== YOUR TASK ==
Retype each line exactly. Skip images.

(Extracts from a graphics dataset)
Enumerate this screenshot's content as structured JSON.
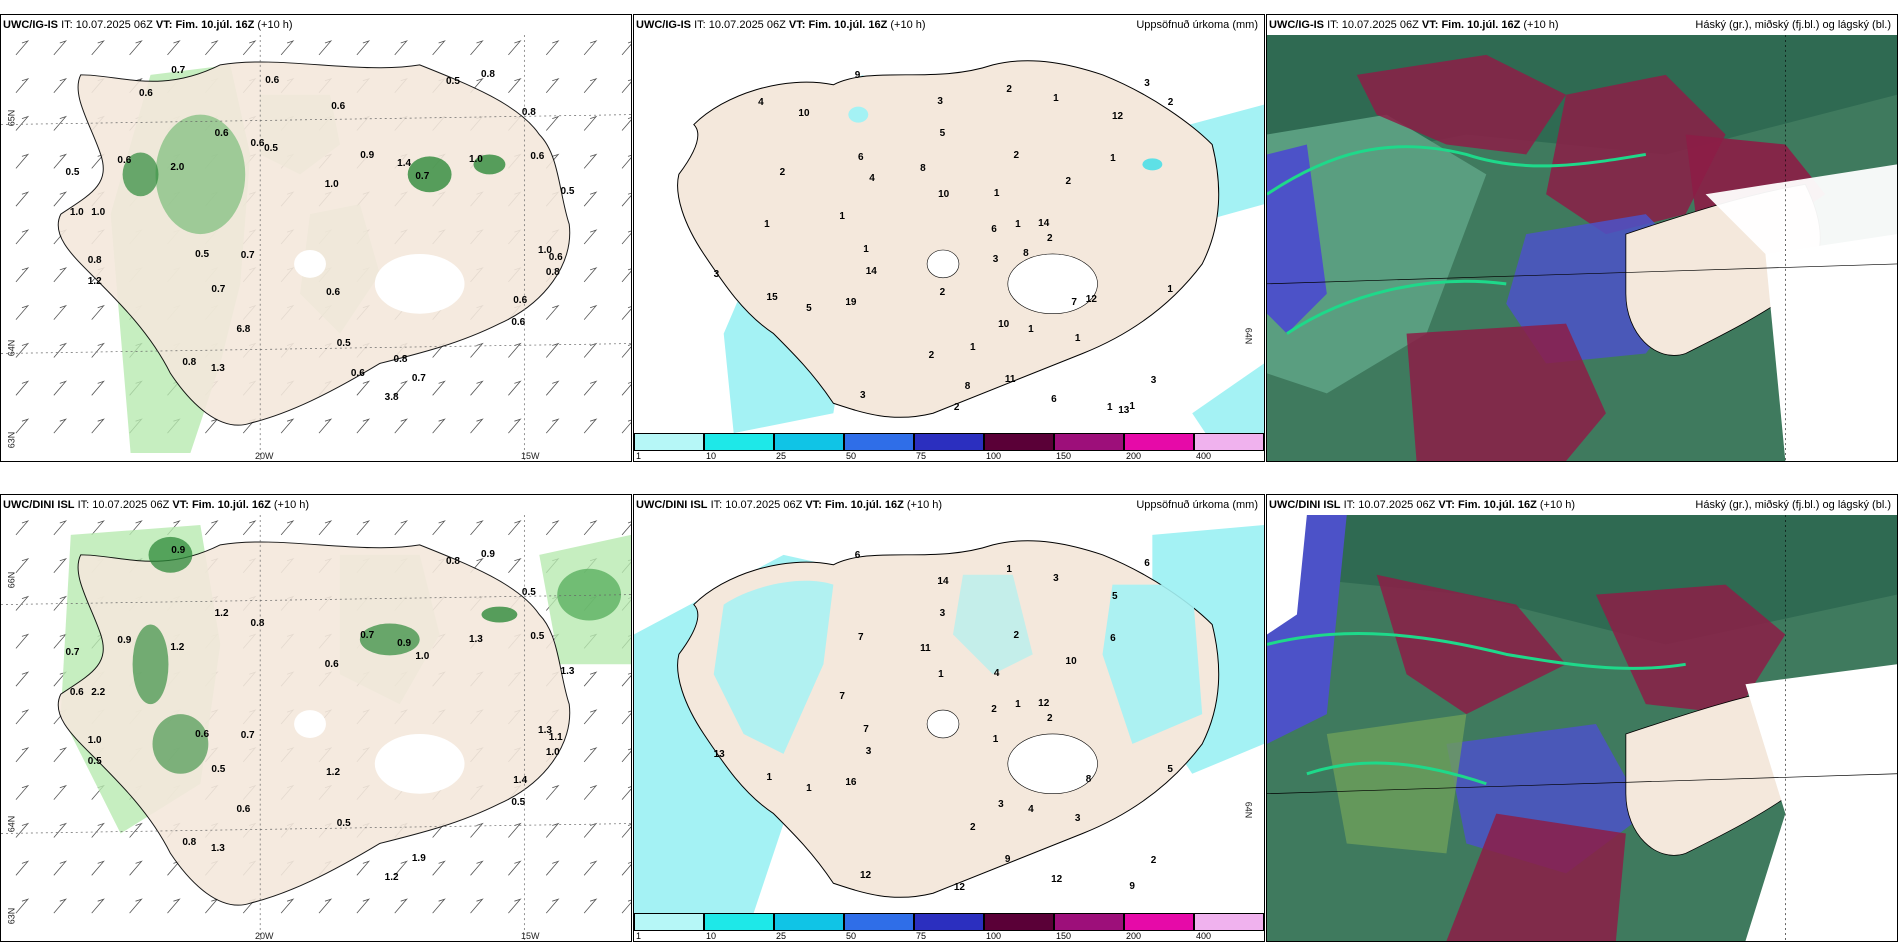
{
  "top": {
    "wind": {
      "model": "UWC/IG-IS",
      "it_label": "IT:",
      "it_value": "10.07.2025 06Z",
      "vt_label": "VT:",
      "vt_value": "Fim. 10.júl. 16Z",
      "lead": "(+10 h)",
      "lat_labels": [
        "65N",
        "64N",
        "63N"
      ],
      "lon_labels": [
        "20W",
        "15W"
      ],
      "values": [
        "0.6",
        "1.0",
        "0.6",
        "0.5",
        "0.8",
        "0.8",
        "0.5",
        "0.6",
        "0.8",
        "0.7",
        "0.5",
        "3.8",
        "0.8",
        "0.5",
        "0.7",
        "1.0",
        "6.8",
        "0.6",
        "1.0",
        "0.7",
        "0.8",
        "1.0",
        "0.6",
        "1.0",
        "0.6",
        "0.7",
        "1.3",
        "2.0",
        "0.6",
        "1.4",
        "0.9",
        "1.2",
        "0.7",
        "0.6",
        "0.5",
        "0.6",
        "0.6",
        "0.8",
        "0.6",
        "0.5",
        "0.6"
      ]
    },
    "precip": {
      "model": "UWC/IG-IS",
      "it_label": "IT:",
      "it_value": "10.07.2025 06Z",
      "vt_label": "VT:",
      "vt_value": "Fim. 10.júl. 16Z",
      "lead": "(+10 h)",
      "right_title": "Uppsöfnuð úrkoma (mm)",
      "lon_label": "64N",
      "values": [
        "2",
        "1",
        "1",
        "1",
        "3",
        "5",
        "3",
        "1",
        "6",
        "2",
        "5",
        "3",
        "1",
        "1",
        "1",
        "1",
        "1",
        "2",
        "10",
        "12",
        "15",
        "19",
        "14",
        "12",
        "11",
        "8",
        "2",
        "2",
        "3",
        "3",
        "3",
        "6",
        "9",
        "1",
        "14",
        "10",
        "6",
        "1",
        "2",
        "13",
        "8",
        "8",
        "10",
        "7",
        "1",
        "2",
        "1",
        "2",
        "2",
        "4",
        "4"
      ]
    },
    "cloud": {
      "model": "UWC/IG-IS",
      "it_label": "IT:",
      "it_value": "10.07.2025 06Z",
      "vt_label": "VT:",
      "vt_value": "Fim. 10.júl. 16Z",
      "lead": "(+10 h)",
      "right_title": "Háský (gr.), miðský (fj.bl.) og lágský (bl.)"
    }
  },
  "bottom": {
    "wind": {
      "model": "UWC/DINI ISL",
      "it_label": "IT:",
      "it_value": "10.07.2025 06Z",
      "vt_label": "VT:",
      "vt_value": "Fim. 10.júl. 16Z",
      "lead": "(+10 h)",
      "lat_labels": [
        "66N",
        "64N",
        "63N"
      ],
      "lon_labels": [
        "20W",
        "15W"
      ],
      "values": [
        "1.4",
        "1.3",
        "1.2",
        "0.5",
        "0.8",
        "0.9",
        "1.3",
        "1.1",
        "0.5",
        "0.9",
        "0.7",
        "1.2",
        "1.0",
        "0.8",
        "1.0",
        "2.2",
        "0.6",
        "0.8",
        "1.3",
        "0.7",
        "1.0",
        "0.6",
        "0.5",
        "0.6",
        "1.2",
        "1.9",
        "1.3",
        "1.2",
        "0.5",
        "0.9",
        "0.7",
        "0.5",
        "0.5",
        "0.9",
        "0.6"
      ]
    },
    "precip": {
      "model": "UWC/DINI ISL",
      "it_label": "IT:",
      "it_value": "10.07.2025 06Z",
      "vt_label": "VT:",
      "vt_value": "Fim. 10.júl. 16Z",
      "lead": "(+10 h)",
      "right_title": "Uppsöfnuð úrkoma (mm)",
      "lon_label": "64N",
      "values": [
        "1",
        "4",
        "5",
        "2",
        "1",
        "3",
        "6",
        "7",
        "12",
        "2",
        "1",
        "2",
        "3",
        "4",
        "6",
        "7",
        "9",
        "2",
        "3",
        "5",
        "1",
        "16",
        "12",
        "8",
        "9",
        "11",
        "12",
        "10",
        "13",
        "14",
        "12",
        "7",
        "6",
        "3",
        "3",
        "1",
        "2",
        "1"
      ]
    },
    "cloud": {
      "model": "UWC/DINI ISL",
      "it_label": "IT:",
      "it_value": "10.07.2025 06Z",
      "vt_label": "VT:",
      "vt_value": "Fim. 10.júl. 16Z",
      "lead": "(+10 h)",
      "right_title": "Háský (gr.), miðský (fj.bl.) og lágský (bl.)"
    }
  },
  "colorbar": {
    "ticks": [
      "1",
      "10",
      "25",
      "50",
      "75",
      "100",
      "150",
      "200",
      "400"
    ],
    "colors": [
      "#b6f7f7",
      "#1ee8e8",
      "#10c4e6",
      "#2f6ee8",
      "#2b2fbf",
      "#5a0037",
      "#9d0f7a",
      "#e60aa8",
      "#f0b2ee"
    ]
  },
  "colors": {
    "land": "#f4e8dc",
    "sea_precip": "#a4f2f4",
    "wind_green": "#b8eab0",
    "wind_dark": "#2e8a3a",
    "cloud_teal": "#1a8a6a",
    "cloud_maroon": "#8c1d46",
    "cloud_blue": "#4c52c8"
  }
}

== REPLY TO THE EXERCISE ==
Enumerate this screenshot's content as structured JSON.
{
  "top": {
    "wind": {
      "model": "UWC/IG-IS",
      "it_label": "IT:",
      "it_value": "10.07.2025 06Z",
      "vt_label": "VT:",
      "vt_value": "Fim. 10.júl. 16Z",
      "lead": "(+10 h)",
      "lat_labels": [
        "65N",
        "64N",
        "63N"
      ],
      "lon_labels": [
        "20W",
        "15W"
      ],
      "values": [
        "0.6",
        "1.0",
        "0.6",
        "0.5",
        "0.8",
        "0.8",
        "0.5",
        "0.6",
        "0.8",
        "0.7",
        "0.5",
        "3.8",
        "0.8",
        "0.5",
        "0.7",
        "1.0",
        "6.8",
        "0.6",
        "1.0",
        "0.7",
        "0.8",
        "1.0",
        "0.6",
        "1.0",
        "0.6",
        "0.7",
        "1.3",
        "2.0",
        "0.6",
        "1.4",
        "0.9",
        "1.2",
        "0.7",
        "0.6",
        "0.5",
        "0.6",
        "0.6",
        "0.8",
        "0.6",
        "0.5",
        "0.6"
      ]
    },
    "precip": {
      "model": "UWC/IG-IS",
      "it_label": "IT:",
      "it_value": "10.07.2025 06Z",
      "vt_label": "VT:",
      "vt_value": "Fim. 10.júl. 16Z",
      "lead": "(+10 h)",
      "right_title": "Uppsöfnuð úrkoma (mm)",
      "lon_label": "64N",
      "values": [
        "2",
        "1",
        "1",
        "1",
        "3",
        "5",
        "3",
        "1",
        "6",
        "2",
        "5",
        "3",
        "1",
        "1",
        "1",
        "1",
        "1",
        "2",
        "10",
        "12",
        "15",
        "19",
        "14",
        "12",
        "11",
        "8",
        "2",
        "2",
        "3",
        "3",
        "3",
        "6",
        "9",
        "1",
        "14",
        "10",
        "6",
        "1",
        "2",
        "13",
        "8",
        "8",
        "10",
        "7",
        "1",
        "2",
        "1",
        "2",
        "2",
        "4",
        "4"
      ]
    },
    "cloud": {
      "model": "UWC/IG-IS",
      "it_label": "IT:",
      "it_value": "10.07.2025 06Z",
      "vt_label": "VT:",
      "vt_value": "Fim. 10.júl. 16Z",
      "lead": "(+10 h)",
      "right_title": "Háský (gr.), miðský (fj.bl.) og lágský (bl.)"
    }
  },
  "bottom": {
    "wind": {
      "model": "UWC/DINI ISL",
      "it_label": "IT:",
      "it_value": "10.07.2025 06Z",
      "vt_label": "VT:",
      "vt_value": "Fim. 10.júl. 16Z",
      "lead": "(+10 h)",
      "lat_labels": [
        "66N",
        "64N",
        "63N"
      ],
      "lon_labels": [
        "20W",
        "15W"
      ],
      "values": [
        "1.4",
        "1.3",
        "1.2",
        "0.5",
        "0.8",
        "0.9",
        "1.3",
        "1.1",
        "0.5",
        "0.9",
        "0.7",
        "1.2",
        "1.0",
        "0.8",
        "1.0",
        "2.2",
        "0.6",
        "0.8",
        "1.3",
        "0.7",
        "1.0",
        "0.6",
        "0.5",
        "0.6",
        "1.2",
        "1.9",
        "1.3",
        "1.2",
        "0.5",
        "0.9",
        "0.7",
        "0.5",
        "0.5",
        "0.9",
        "0.6"
      ]
    },
    "precip": {
      "model": "UWC/DINI ISL",
      "it_label": "IT:",
      "it_value": "10.07.2025 06Z",
      "vt_label": "VT:",
      "vt_value": "Fim. 10.júl. 16Z",
      "lead": "(+10 h)",
      "right_title": "Uppsöfnuð úrkoma (mm)",
      "lon_label": "64N",
      "values": [
        "1",
        "4",
        "5",
        "2",
        "1",
        "3",
        "6",
        "7",
        "12",
        "2",
        "1",
        "2",
        "3",
        "4",
        "6",
        "7",
        "9",
        "2",
        "3",
        "5",
        "1",
        "16",
        "12",
        "8",
        "9",
        "11",
        "12",
        "10",
        "13",
        "14",
        "12",
        "7",
        "6",
        "3",
        "3",
        "1",
        "2",
        "1"
      ]
    },
    "cloud": {
      "model": "UWC/DINI ISL",
      "it_label": "IT:",
      "it_value": "10.07.2025 06Z",
      "vt_label": "VT:",
      "vt_value": "Fim. 10.júl. 16Z",
      "lead": "(+10 h)",
      "right_title": "Háský (gr.), miðský (fj.bl.) og lágský (bl.)"
    }
  },
  "colorbar": {
    "ticks": [
      "1",
      "10",
      "25",
      "50",
      "75",
      "100",
      "150",
      "200",
      "400"
    ],
    "colors": [
      "#b6f7f7",
      "#1ee8e8",
      "#10c4e6",
      "#2f6ee8",
      "#2b2fbf",
      "#5a0037",
      "#9d0f7a",
      "#e60aa8",
      "#f0b2ee"
    ]
  },
  "colors": {
    "land": "#f4e8dc",
    "sea_precip": "#a4f2f4",
    "wind_green": "#b8eab0",
    "wind_dark": "#2e8a3a",
    "cloud_teal": "#1a8a6a",
    "cloud_maroon": "#8c1d46",
    "cloud_blue": "#4c52c8"
  }
}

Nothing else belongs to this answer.